=== WHAT YOU ARE ASKED TO DO ===
Go through the material below and copy all lines with "title".

=== DATASET ROWS ===
_ _ _
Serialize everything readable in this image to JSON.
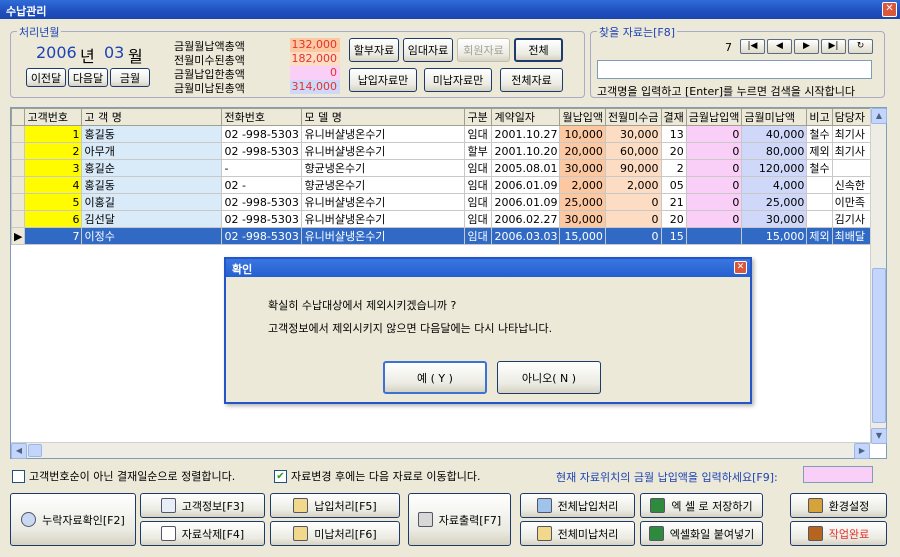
{
  "window": {
    "title": "수납관리",
    "close_glyph": "✕"
  },
  "period": {
    "title": "처리년월",
    "year": "2006",
    "year_unit": "년",
    "month": "03",
    "month_unit": "월",
    "prev_label": "이전달",
    "next_label": "다음달",
    "current_label": "금월"
  },
  "summary": [
    {
      "label": "금월월납액총액",
      "value": "132,000",
      "color": "#fcc8a2"
    },
    {
      "label": "전월미수된총액",
      "value": "182,000",
      "color": "#fcdcc2"
    },
    {
      "label": "금월납입한총액",
      "value": "0",
      "color": "#f9cef7"
    },
    {
      "label": "금월미납된총액",
      "value": "314,000",
      "color": "#cfd8f9"
    }
  ],
  "filters": {
    "installment": "할부자료",
    "rental": "임대자료",
    "member": "회원자료",
    "all": "전체",
    "paid_only": "납입자료만",
    "unpaid_only": "미납자료만",
    "all_data": "전체자료"
  },
  "search": {
    "title": "찾을 자료는[F8]",
    "count": "7",
    "nav": [
      "|◀",
      "◀",
      "▶",
      "▶|",
      "↻"
    ],
    "hint": "고객명을 입력하고 [Enter]를 누르면 검색을 시작합니다",
    "value": ""
  },
  "table": {
    "headers": [
      "고객번호",
      "고 객 명",
      "전화번호",
      "모 델 명",
      "구분",
      "계약일자",
      "월납입액",
      "전월미수금",
      "결재",
      "금월납입액",
      "금월미납액",
      "비고",
      "담당자"
    ],
    "rows": [
      [
        "1",
        "홍길동",
        "02 -998-5303",
        "유니버샬냉온수기",
        "임대",
        "2001.10.27",
        "10,000",
        "30,000",
        "13",
        "0",
        "40,000",
        "철수",
        "최기사"
      ],
      [
        "2",
        "아무개",
        "02 -998-5303",
        "유니버샬냉온수기",
        "할부",
        "2001.10.20",
        "20,000",
        "60,000",
        "20",
        "0",
        "80,000",
        "제외",
        "최기사"
      ],
      [
        "3",
        "홍길순",
        "    -",
        "향균냉온수기",
        "임대",
        "2005.08.01",
        "30,000",
        "90,000",
        "2",
        "0",
        "120,000",
        "철수",
        ""
      ],
      [
        "4",
        "홍길동",
        "02 -",
        "향균냉온수기",
        "임대",
        "2006.01.09",
        "2,000",
        "2,000",
        "05",
        "0",
        "4,000",
        "",
        "신속한"
      ],
      [
        "5",
        "이홍길",
        "02 -998-5303",
        "유니버샬냉온수기",
        "임대",
        "2006.01.09",
        "25,000",
        "0",
        "21",
        "0",
        "25,000",
        "",
        "이만족"
      ],
      [
        "6",
        "김선달",
        "02 -998-5303",
        "유니버샬냉온수기",
        "임대",
        "2006.02.27",
        "30,000",
        "0",
        "20",
        "0",
        "30,000",
        "",
        "김기사"
      ],
      [
        "7",
        "이정수",
        "02 -998-5303",
        "유니버샬냉온수기",
        "임대",
        "2006.03.03",
        "15,000",
        "0",
        "15",
        "",
        "15,000",
        "제외",
        "최배달"
      ]
    ],
    "row_marker": "▶"
  },
  "options": {
    "sort_label": "고객번호순이 아닌 결재일순으로 정렬합니다.",
    "sort_checked": false,
    "move_label": "자료변경 후에는 다음 자료로 이동합니다.",
    "move_checked": true,
    "input_prompt": "현재 자료위치의 금월 납입액을 입력하세요[F9]:",
    "input_value": ""
  },
  "actions": {
    "missing_check": "누락자료확인[F2]",
    "customer_info": "고객정보[F3]",
    "delete": "자료삭제[F4]",
    "pay": "납입처리[F5]",
    "unpay": "미납처리[F6]",
    "print": "자료출력[F7]",
    "pay_all": "전체납입처리",
    "unpay_all": "전체미납처리",
    "save_excel": "엑 셀 로 저장하기",
    "paste_excel": "엑셀화일 붙여넣기",
    "settings": "환경설정",
    "finish": "작업완료"
  },
  "dialog": {
    "title": "확인",
    "line1": "확실히 수납대상에서 제외시키겠습니까 ?",
    "line2": "고객정보에서 제외시키지 않으면 다음달에는 다시 나타납니다.",
    "yes": "예 ( Y )",
    "no": "아니오( N )"
  }
}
_ _ _
=== REPLY TO THE EXERCISE ===
    "title": "수납관리",
    "title": "처리년월",
    "title": "찾을 자료는[F8]",
    "title": "확인",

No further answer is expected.